■ **Directions for this task**
State only how many lines contain the string "Природ".

(begin)

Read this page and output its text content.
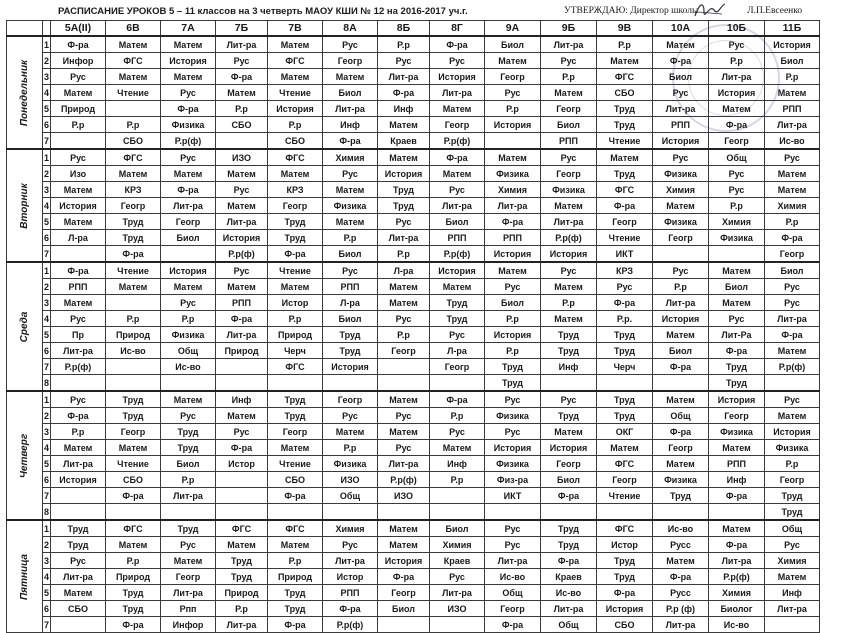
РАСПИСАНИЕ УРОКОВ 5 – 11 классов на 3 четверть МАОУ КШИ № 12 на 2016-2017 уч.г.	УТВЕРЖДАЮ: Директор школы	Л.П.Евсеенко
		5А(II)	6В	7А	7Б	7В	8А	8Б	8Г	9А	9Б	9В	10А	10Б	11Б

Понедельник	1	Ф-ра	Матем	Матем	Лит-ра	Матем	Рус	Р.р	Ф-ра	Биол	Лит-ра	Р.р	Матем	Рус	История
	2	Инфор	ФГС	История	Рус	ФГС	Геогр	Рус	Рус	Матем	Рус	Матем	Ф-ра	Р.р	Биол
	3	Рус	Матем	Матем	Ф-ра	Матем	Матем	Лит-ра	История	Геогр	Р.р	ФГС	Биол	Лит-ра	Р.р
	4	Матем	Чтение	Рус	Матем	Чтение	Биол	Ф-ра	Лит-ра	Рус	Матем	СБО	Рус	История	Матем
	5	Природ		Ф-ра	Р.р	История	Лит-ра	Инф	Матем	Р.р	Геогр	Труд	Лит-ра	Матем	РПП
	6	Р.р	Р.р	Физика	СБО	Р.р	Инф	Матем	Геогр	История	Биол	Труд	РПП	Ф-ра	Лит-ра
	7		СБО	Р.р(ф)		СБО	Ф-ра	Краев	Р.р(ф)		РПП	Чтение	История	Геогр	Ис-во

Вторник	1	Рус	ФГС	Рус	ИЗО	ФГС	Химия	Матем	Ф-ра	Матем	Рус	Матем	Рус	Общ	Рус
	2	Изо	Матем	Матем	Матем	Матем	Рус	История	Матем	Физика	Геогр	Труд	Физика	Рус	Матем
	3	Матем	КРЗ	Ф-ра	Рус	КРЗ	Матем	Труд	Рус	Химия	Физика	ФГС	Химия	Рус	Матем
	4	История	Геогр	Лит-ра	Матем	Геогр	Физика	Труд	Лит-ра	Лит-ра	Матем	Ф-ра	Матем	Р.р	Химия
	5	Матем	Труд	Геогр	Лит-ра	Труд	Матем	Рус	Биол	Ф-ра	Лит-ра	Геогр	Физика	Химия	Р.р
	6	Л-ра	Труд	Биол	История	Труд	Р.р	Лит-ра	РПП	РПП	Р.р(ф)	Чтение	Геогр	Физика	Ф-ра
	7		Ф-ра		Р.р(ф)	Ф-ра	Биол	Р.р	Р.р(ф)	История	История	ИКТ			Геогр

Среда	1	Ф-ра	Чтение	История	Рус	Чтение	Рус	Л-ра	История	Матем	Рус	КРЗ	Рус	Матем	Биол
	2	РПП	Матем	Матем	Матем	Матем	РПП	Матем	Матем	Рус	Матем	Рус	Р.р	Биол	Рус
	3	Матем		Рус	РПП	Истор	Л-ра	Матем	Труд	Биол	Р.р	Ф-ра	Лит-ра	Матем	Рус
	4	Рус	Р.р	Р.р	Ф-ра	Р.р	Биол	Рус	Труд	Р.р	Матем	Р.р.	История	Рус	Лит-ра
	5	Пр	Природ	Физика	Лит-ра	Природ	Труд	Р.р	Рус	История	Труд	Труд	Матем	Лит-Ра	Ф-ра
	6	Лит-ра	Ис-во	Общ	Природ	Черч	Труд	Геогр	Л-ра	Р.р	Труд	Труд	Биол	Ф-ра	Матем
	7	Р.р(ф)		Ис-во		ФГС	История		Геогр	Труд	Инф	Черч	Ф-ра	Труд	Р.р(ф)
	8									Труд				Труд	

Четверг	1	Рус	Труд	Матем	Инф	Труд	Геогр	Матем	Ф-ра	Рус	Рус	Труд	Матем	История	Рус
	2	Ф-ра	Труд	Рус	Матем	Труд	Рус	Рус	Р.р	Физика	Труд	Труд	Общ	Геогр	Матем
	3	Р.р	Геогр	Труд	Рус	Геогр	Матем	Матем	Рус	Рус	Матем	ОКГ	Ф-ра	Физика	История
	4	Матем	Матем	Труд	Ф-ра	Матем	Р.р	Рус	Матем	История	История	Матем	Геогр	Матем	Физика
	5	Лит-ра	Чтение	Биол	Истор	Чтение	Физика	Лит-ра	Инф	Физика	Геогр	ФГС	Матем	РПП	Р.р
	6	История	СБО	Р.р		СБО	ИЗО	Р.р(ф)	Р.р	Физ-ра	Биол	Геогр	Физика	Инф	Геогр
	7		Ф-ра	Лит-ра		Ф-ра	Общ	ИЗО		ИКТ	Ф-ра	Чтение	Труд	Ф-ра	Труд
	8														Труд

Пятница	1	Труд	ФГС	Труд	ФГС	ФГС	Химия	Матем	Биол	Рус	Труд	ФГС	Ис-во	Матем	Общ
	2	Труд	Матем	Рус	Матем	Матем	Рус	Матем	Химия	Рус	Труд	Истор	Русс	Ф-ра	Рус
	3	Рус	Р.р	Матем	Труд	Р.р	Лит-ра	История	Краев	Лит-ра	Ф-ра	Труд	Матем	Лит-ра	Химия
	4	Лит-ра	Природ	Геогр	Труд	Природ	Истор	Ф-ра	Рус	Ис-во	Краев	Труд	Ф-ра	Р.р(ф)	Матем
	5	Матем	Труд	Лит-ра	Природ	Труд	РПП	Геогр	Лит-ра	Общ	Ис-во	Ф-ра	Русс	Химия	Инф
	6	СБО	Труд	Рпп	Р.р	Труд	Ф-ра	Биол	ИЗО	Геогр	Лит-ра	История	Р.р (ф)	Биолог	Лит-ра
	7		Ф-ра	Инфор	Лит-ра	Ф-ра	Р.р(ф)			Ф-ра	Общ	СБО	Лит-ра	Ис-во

(end)

■ **Answer to this exercise**
5